==== DATA LINES

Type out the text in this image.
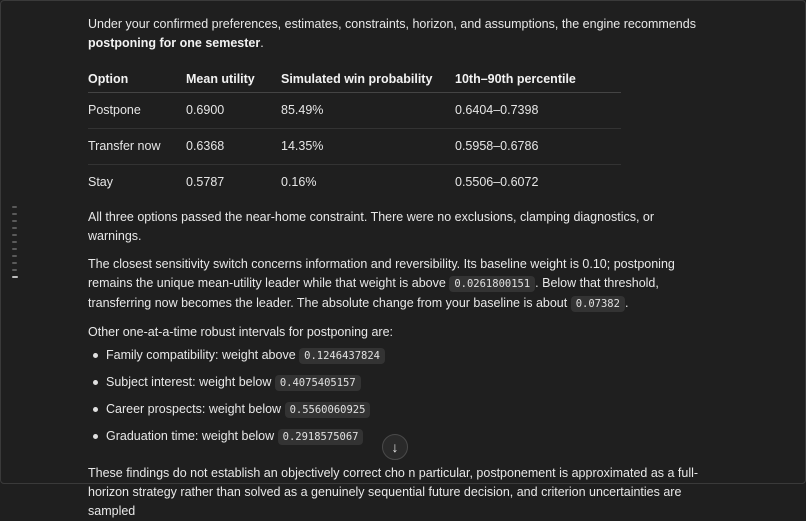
Under your confirmed preferences, estimates, constraints, horizon, and assumptions, the engine recommends postponing for one semester.

Option	Mean utility	Simulated win probability	10th–90th percentile
Postpone	0.6900	85.49%	0.6404–0.7398
Transfer now	0.6368	14.35%	0.5958–0.6786
Stay	0.5787	0.16%	0.5506–0.6072

All three options passed the near-home constraint. There were no exclusions, clamping diagnostics, or warnings.

The closest sensitivity switch concerns information and reversibility. Its baseline weight is 0.10; postponing remains the unique mean-utility leader while that weight is above 0.0261800151 . Below that threshold, transferring now becomes the leader. The absolute change from your baseline is about 0.07382 .

Other one-at-a-time robust intervals for postponing are:

Family compatibility: weight above 0.1246437824
Subject interest: weight below 0.4075405157
Career prospects: weight below 0.5560060925
Graduation time: weight below 0.2918575067

These findings do not establish an objectively correct cho n particular, postponement is approximated as a full-horizon strategy rather than solved as a genuinely sequential future decision, and criterion uncertainties are sampled

↓
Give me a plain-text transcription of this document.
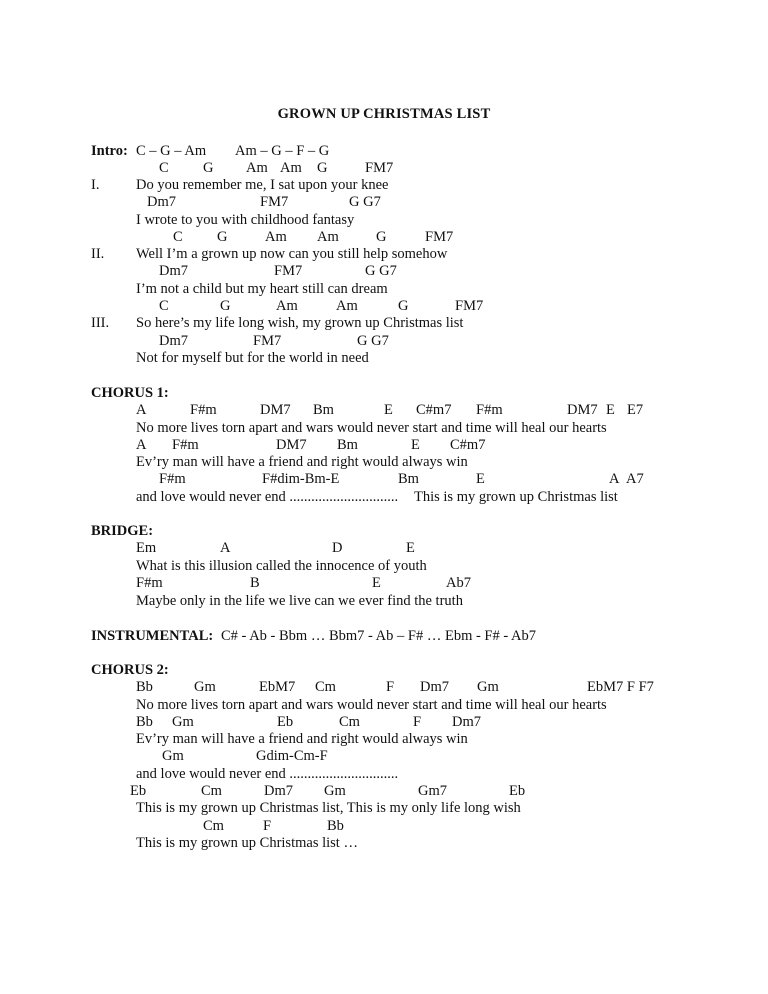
GROWN UP CHRISTMAS LIST
Intro: C – G – Am Am – G – F – G
C G Am Am G	FM7
I.	Do you remember me, I sat upon your knee
Dm7	FM7	G G7
I wrote to you with childhood fantasy
C G	Am Am	G	FM7
II. Well I’m a grown up now can you still help somehow
Dm7	FM7	G G7
I’m not a child but my heart still can dream
C	G	Am	Am	G	FM7
III. So here’s my life long wish, my grown up Christmas list
Dm7	FM7	G G7
Not for myself but for the world in need
CHORUS 1:
A	F#m	DM7 Bm	E C#m7 F#m	DM7 E E7
No more lives torn apart and wars would never start and time will heal our hearts
A F#m	DM7 Bm	E C#m7
Ev’ry man will have a friend and right would always win
F#m	F#dim-Bm-E	Bm	E	A A7
and love would never end .............................. This is my grown up Christmas list
BRIDGE:
Em	A	D	E
What is this illusion called the innocence of youth
F#m	B	E	Ab7
Maybe only in the life we live can we ever find the truth
INSTRUMENTAL: C# - Ab - Bbm … Bbm7 - Ab – F# … Ebm - F# - Ab7
CHORUS 2:
Bb	Gm	EbM7 Cm	F Dm7 Gm	EbM7 F F7
No more lives torn apart and wars would never start and time will heal our hearts
Bb Gm	Eb	Cm	F Dm7
Ev’ry man will have a friend and right would always win
Gm	Gdim-Cm-F
and love would never end ..............................
Eb	Cm	Dm7 Gm	Gm7	Eb
This is my grown up Christmas list, This is my only life long wish
Cm	F	Bb
This is my grown up Christmas list …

========

_EXERCISE_
Repeat the material above word for word and skip every image in it.

_EXERCISE RESULT_
Type out the text in this image.
Under your confirmed preferences, estimates, constraints, horizon, and assumptions, the engine recommends postponing for one semester.

Option	Mean utility	Simulated win probability	10th–90th percentile
Postpone	0.6900	85.49%	0.6404–0.7398
Transfer now	0.6368	14.35%	0.5958–0.6786
Stay	0.5787	0.16%	0.5506–0.6072

All three options passed the near-home constraint. There were no exclusions, clamping diagnostics, or warnings.

The closest sensitivity switch concerns information and reversibility. Its baseline weight is 0.10; postponing remains the unique mean-utility leader while that weight is above 0.0261800151 . Below that threshold, transferring now becomes the leader. The absolute change from your baseline is about 0.07382 .

Other one-at-a-time robust intervals for postponing are:

Family compatibility: weight above 0.1246437824
Subject interest: weight below 0.4075405157
Career prospects: weight below 0.5560060925
Graduation time: weight below 0.2918575067

These findings do not establish an objectively correct cho n particular, postponement is approximated as a full-horizon strategy rather than solved as a genuinely sequential future decision, and criterion uncertainties are sampled

↓
Give me a plain-text transcription of this document.
GROWN UP CHRISTMAS LIST
Intro: C – G – Am Am – G – F – G
C G Am Am G	FM7
I.	Do you remember me, I sat upon your knee
Dm7	FM7	G G7
I wrote to you with childhood fantasy
C G	Am Am	G	FM7
II. Well I’m a grown up now can you still help somehow
Dm7	FM7	G G7
I’m not a child but my heart still can dream
C	G	Am	Am	G	FM7
III. So here’s my life long wish, my grown up Christmas list
Dm7	FM7	G G7
Not for myself but for the world in need
CHORUS 1:
A	F#m	DM7 Bm	E C#m7 F#m	DM7 E E7
No more lives torn apart and wars would never start and time will heal our hearts
A F#m	DM7 Bm	E C#m7
Ev’ry man will have a friend and right would always win
F#m	F#dim-Bm-E	Bm	E	A A7
and love would never end .............................. This is my grown up Christmas list
BRIDGE:
Em	A	D	E
What is this illusion called the innocence of youth
F#m	B	E	Ab7
Maybe only in the life we live can we ever find the truth
INSTRUMENTAL: C# - Ab - Bbm … Bbm7 - Ab – F# … Ebm - F# - Ab7
CHORUS 2:
Bb	Gm	EbM7 Cm	F Dm7 Gm	EbM7 F F7
No more lives torn apart and wars would never start and time will heal our hearts
Bb Gm	Eb	Cm	F Dm7
Ev’ry man will have a friend and right would always win
Gm	Gdim-Cm-F
and love would never end ..............................
Eb	Cm	Dm7 Gm	Gm7	Eb
This is my grown up Christmas list, This is my only life long wish
Cm	F	Bb
This is my grown up Christmas list …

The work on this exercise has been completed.